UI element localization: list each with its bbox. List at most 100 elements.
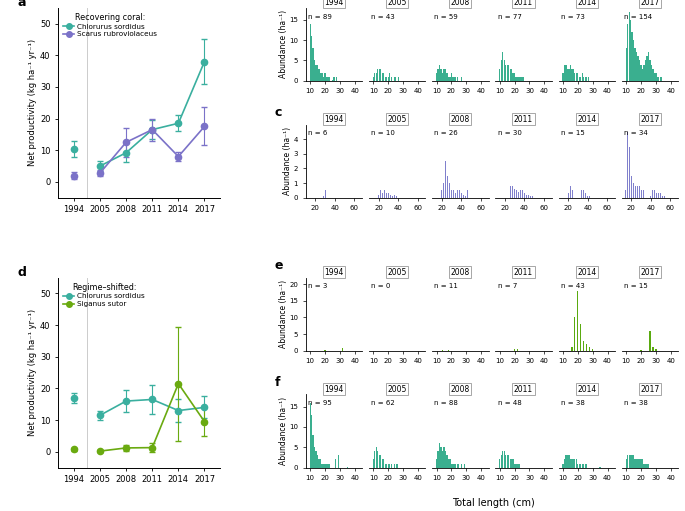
Bar [508, 180, 510, 198]
Bar [654, 191, 656, 198]
Bar [571, 68, 573, 81]
Bar [519, 463, 520, 468]
Bar [317, 64, 319, 81]
Bar [640, 64, 642, 81]
Bar [640, 191, 642, 198]
Bar [390, 463, 392, 468]
Bar [649, 60, 651, 81]
Bar [383, 459, 384, 468]
Bar [380, 455, 382, 468]
Bar [451, 191, 452, 198]
Text: n = 77: n = 77 [497, 13, 521, 19]
Bar [639, 459, 640, 468]
Bar [384, 463, 386, 468]
Bar [455, 193, 456, 198]
Bar [510, 459, 511, 468]
Bar [388, 463, 389, 468]
Bar [449, 459, 451, 468]
Bar [514, 349, 515, 351]
Bar [441, 191, 443, 198]
Bar [512, 186, 513, 198]
Bar [639, 186, 640, 198]
Bar [436, 73, 437, 81]
Bar [522, 191, 523, 198]
Text: n = 15: n = 15 [624, 284, 648, 289]
Bar [336, 77, 338, 81]
Text: n = 7: n = 7 [497, 284, 517, 289]
Bar [639, 60, 640, 81]
Text: n = 62: n = 62 [371, 400, 395, 406]
Bar [453, 77, 455, 81]
Bar [384, 77, 386, 81]
Bar [653, 73, 655, 81]
Bar [374, 73, 375, 81]
Bar [501, 60, 502, 81]
Bar [386, 193, 387, 198]
Bar [315, 64, 316, 81]
Text: n = 11: n = 11 [434, 284, 458, 289]
Bar [442, 451, 443, 468]
Title: 2014: 2014 [577, 268, 597, 277]
Bar [321, 73, 323, 81]
Bar [528, 195, 529, 198]
Bar [451, 463, 452, 468]
Bar [452, 463, 453, 468]
Text: a: a [18, 0, 26, 9]
Bar [583, 341, 584, 351]
Bar [652, 191, 653, 198]
Bar [580, 324, 582, 351]
Bar [314, 447, 315, 468]
Bar [574, 73, 575, 81]
Bar [442, 350, 443, 351]
Title: 2011: 2011 [514, 268, 533, 277]
Bar [461, 193, 462, 198]
Bar [627, 455, 628, 468]
Bar [439, 443, 440, 468]
Bar [586, 463, 587, 468]
Bar [331, 192, 332, 198]
Text: n = 88: n = 88 [434, 400, 458, 406]
Bar [573, 193, 575, 198]
Title: 2014: 2014 [577, 115, 597, 124]
Bar [656, 193, 657, 198]
Bar [648, 52, 649, 81]
Bar [583, 77, 584, 81]
Bar [565, 455, 566, 468]
Bar [633, 183, 634, 198]
Bar [320, 459, 321, 468]
Bar [658, 193, 659, 198]
Bar [335, 459, 336, 468]
Text: e: e [275, 259, 283, 272]
Bar [386, 77, 387, 81]
Bar [575, 73, 577, 81]
Y-axis label: Abundance (ha⁻¹): Abundance (ha⁻¹) [279, 397, 288, 465]
Bar [514, 73, 515, 81]
Y-axis label: Abundance (ha⁻¹): Abundance (ha⁻¹) [283, 127, 292, 195]
Bar [466, 191, 468, 198]
Bar [566, 455, 568, 468]
Bar [329, 463, 330, 468]
Bar [579, 463, 580, 468]
Bar [532, 196, 533, 198]
Title: 2014: 2014 [577, 0, 597, 7]
Text: f: f [275, 376, 280, 389]
Y-axis label: Net productivity (kg ha⁻¹ yr⁻¹): Net productivity (kg ha⁻¹ yr⁻¹) [28, 39, 37, 166]
Bar [516, 191, 517, 198]
Bar [443, 447, 445, 468]
Bar [389, 73, 390, 81]
Bar [632, 32, 633, 81]
Bar [505, 455, 506, 468]
Bar [583, 463, 584, 468]
Bar [374, 451, 375, 468]
Bar [448, 459, 449, 468]
Bar [506, 64, 508, 81]
Bar [662, 196, 663, 198]
Bar [523, 77, 524, 81]
Bar [634, 459, 636, 468]
Bar [645, 463, 646, 468]
Bar [327, 463, 329, 468]
Bar [379, 68, 380, 81]
Bar [326, 463, 327, 468]
Bar [445, 161, 446, 198]
Bar [632, 455, 633, 468]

Work instructions |
Can you print every line of the records above verbatim, but leave out the pictures?

Result for this task |
UI element localization: list each with its bbox. List at most 100 elements.
Bar [508, 180, 510, 198]
Bar [654, 191, 656, 198]
Bar [571, 68, 573, 81]
Bar [519, 463, 520, 468]
Bar [317, 64, 319, 81]
Bar [640, 64, 642, 81]
Bar [640, 191, 642, 198]
Bar [390, 463, 392, 468]
Bar [649, 60, 651, 81]
Bar [383, 459, 384, 468]
Bar [380, 455, 382, 468]
Bar [451, 191, 452, 198]
Text: n = 77: n = 77 [497, 13, 521, 19]
Bar [639, 459, 640, 468]
Bar [384, 463, 386, 468]
Bar [455, 193, 456, 198]
Bar [510, 459, 511, 468]
Bar [388, 463, 389, 468]
Bar [449, 459, 451, 468]
Bar [514, 349, 515, 351]
Bar [441, 191, 443, 198]
Bar [512, 186, 513, 198]
Bar [639, 186, 640, 198]
Bar [436, 73, 437, 81]
Bar [522, 191, 523, 198]
Text: n = 15: n = 15 [624, 284, 648, 289]
Bar [336, 77, 338, 81]
Text: n = 7: n = 7 [497, 284, 517, 289]
Bar [639, 60, 640, 81]
Text: n = 62: n = 62 [371, 400, 395, 406]
Bar [453, 77, 455, 81]
Bar [384, 77, 386, 81]
Bar [653, 73, 655, 81]
Bar [374, 73, 375, 81]
Bar [501, 60, 502, 81]
Bar [386, 193, 387, 198]
Bar [315, 64, 316, 81]
Text: n = 11: n = 11 [434, 284, 458, 289]
Bar [442, 451, 443, 468]
Title: 2014: 2014 [577, 268, 597, 277]
Bar [321, 73, 323, 81]
Bar [528, 195, 529, 198]
Bar [451, 463, 452, 468]
Bar [452, 463, 453, 468]
Text: a: a [18, 0, 26, 9]
Bar [583, 341, 584, 351]
Bar [652, 191, 653, 198]
Bar [580, 324, 582, 351]
Bar [314, 447, 315, 468]
Bar [574, 73, 575, 81]
Bar [442, 350, 443, 351]
Title: 2011: 2011 [514, 268, 533, 277]
Bar [461, 193, 462, 198]
Bar [627, 455, 628, 468]
Bar [439, 443, 440, 468]
Bar [586, 463, 587, 468]
Bar [331, 192, 332, 198]
Text: n = 88: n = 88 [434, 400, 458, 406]
Bar [573, 193, 575, 198]
Title: 2014: 2014 [577, 115, 597, 124]
Bar [656, 193, 657, 198]
Bar [648, 52, 649, 81]
Bar [583, 77, 584, 81]
Bar [565, 455, 566, 468]
Bar [633, 183, 634, 198]
Bar [320, 459, 321, 468]
Bar [658, 193, 659, 198]
Bar [335, 459, 336, 468]
Text: e: e [275, 259, 283, 272]
Bar [386, 77, 387, 81]
Bar [575, 73, 577, 81]
Y-axis label: Abundance (ha⁻¹): Abundance (ha⁻¹) [279, 397, 288, 465]
Bar [514, 73, 515, 81]
Y-axis label: Abundance (ha⁻¹): Abundance (ha⁻¹) [283, 127, 292, 195]
Bar [466, 191, 468, 198]
Bar [566, 455, 568, 468]
Bar [329, 463, 330, 468]
Bar [579, 463, 580, 468]
Bar [532, 196, 533, 198]
Title: 2014: 2014 [577, 0, 597, 7]
Text: f: f [275, 376, 280, 389]
Y-axis label: Net productivity (kg ha⁻¹ yr⁻¹): Net productivity (kg ha⁻¹ yr⁻¹) [28, 39, 37, 166]
Bar [516, 191, 517, 198]
Bar [443, 447, 445, 468]
Bar [389, 73, 390, 81]
Bar [632, 32, 633, 81]
Bar [505, 455, 506, 468]
Bar [583, 463, 584, 468]
Bar [374, 451, 375, 468]
Bar [448, 459, 449, 468]
Bar [506, 64, 508, 81]
Bar [662, 196, 663, 198]
Bar [523, 77, 524, 81]
Bar [634, 459, 636, 468]
Bar [645, 463, 646, 468]
Bar [327, 463, 329, 468]
Bar [379, 68, 380, 81]
Bar [326, 463, 327, 468]
Bar [445, 161, 446, 198]
Bar [632, 455, 633, 468]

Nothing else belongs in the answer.